>> Begin Data extract
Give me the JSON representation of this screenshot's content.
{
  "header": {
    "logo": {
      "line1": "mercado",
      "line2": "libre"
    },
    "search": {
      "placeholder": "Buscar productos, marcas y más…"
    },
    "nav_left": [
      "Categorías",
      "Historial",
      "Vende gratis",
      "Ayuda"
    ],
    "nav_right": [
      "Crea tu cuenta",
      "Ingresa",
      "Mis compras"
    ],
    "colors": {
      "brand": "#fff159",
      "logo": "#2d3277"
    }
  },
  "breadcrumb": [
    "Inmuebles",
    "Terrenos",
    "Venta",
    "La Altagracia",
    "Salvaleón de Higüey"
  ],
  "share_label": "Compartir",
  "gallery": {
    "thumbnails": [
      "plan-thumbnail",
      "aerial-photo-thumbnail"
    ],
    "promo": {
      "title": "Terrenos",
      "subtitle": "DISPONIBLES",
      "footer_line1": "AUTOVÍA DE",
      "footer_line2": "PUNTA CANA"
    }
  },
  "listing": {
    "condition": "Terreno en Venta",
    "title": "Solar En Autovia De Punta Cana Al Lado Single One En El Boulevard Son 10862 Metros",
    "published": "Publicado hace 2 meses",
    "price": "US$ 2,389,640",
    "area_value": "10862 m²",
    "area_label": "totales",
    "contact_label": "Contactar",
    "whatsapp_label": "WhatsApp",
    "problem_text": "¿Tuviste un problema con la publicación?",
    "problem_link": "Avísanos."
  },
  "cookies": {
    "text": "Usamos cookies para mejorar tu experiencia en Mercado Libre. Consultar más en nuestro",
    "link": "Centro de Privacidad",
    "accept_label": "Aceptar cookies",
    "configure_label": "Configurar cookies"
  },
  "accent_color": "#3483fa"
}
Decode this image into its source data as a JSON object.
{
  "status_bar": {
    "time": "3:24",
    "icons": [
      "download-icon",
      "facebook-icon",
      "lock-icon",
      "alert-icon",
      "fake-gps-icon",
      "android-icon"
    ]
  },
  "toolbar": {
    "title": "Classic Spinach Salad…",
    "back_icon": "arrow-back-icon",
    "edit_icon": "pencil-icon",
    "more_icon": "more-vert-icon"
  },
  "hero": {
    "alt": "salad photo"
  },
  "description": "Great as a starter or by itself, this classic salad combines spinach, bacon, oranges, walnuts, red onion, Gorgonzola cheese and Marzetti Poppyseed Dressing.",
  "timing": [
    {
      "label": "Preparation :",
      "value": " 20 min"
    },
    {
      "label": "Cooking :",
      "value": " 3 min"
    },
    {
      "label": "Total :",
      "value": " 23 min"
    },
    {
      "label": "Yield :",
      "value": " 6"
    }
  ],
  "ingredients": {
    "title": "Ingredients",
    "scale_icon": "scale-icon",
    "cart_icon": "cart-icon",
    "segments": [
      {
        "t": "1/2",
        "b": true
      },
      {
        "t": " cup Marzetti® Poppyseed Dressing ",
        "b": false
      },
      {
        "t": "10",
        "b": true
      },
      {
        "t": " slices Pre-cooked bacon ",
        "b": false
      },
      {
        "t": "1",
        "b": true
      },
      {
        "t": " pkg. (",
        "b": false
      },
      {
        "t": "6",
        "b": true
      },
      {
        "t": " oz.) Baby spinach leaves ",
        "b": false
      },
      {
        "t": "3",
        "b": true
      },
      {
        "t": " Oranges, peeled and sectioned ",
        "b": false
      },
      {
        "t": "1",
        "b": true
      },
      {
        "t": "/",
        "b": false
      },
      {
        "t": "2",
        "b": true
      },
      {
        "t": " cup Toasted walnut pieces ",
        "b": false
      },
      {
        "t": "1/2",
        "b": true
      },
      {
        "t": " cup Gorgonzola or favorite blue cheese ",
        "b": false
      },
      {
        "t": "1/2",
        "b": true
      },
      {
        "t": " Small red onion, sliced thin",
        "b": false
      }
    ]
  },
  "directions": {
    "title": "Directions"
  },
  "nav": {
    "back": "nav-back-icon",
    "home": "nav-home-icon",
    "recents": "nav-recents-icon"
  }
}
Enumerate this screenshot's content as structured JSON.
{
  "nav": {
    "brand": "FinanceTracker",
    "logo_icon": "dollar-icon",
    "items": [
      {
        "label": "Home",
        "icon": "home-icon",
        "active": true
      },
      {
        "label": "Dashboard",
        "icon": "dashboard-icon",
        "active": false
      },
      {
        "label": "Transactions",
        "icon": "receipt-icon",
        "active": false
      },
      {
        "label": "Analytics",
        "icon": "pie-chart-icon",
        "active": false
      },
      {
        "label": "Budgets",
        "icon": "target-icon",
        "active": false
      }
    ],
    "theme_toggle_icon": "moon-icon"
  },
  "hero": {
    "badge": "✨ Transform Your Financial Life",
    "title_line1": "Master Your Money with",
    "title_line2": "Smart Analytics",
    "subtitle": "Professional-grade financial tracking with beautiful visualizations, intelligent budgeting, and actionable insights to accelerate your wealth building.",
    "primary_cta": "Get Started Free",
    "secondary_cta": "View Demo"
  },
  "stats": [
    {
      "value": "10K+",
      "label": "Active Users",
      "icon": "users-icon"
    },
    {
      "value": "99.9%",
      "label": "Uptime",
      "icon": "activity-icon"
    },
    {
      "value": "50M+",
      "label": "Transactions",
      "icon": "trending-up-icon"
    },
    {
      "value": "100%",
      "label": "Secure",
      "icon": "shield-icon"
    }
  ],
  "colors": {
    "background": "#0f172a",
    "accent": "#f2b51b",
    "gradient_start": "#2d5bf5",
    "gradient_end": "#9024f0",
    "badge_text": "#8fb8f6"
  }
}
>> End Data extract
▶ **Task to complete**
Identify the lines in the entries above that contain "Dressing", then copy them out.

▶ **Result of the exercise**
  "description": "Great as a starter or by itself, this classic salad combines spinach, bacon, oranges, walnuts, red onion, Gorgonzola cheese and Marzetti Poppyseed Dressing.",
        "t": " cup Marzetti® Poppyseed Dressing ",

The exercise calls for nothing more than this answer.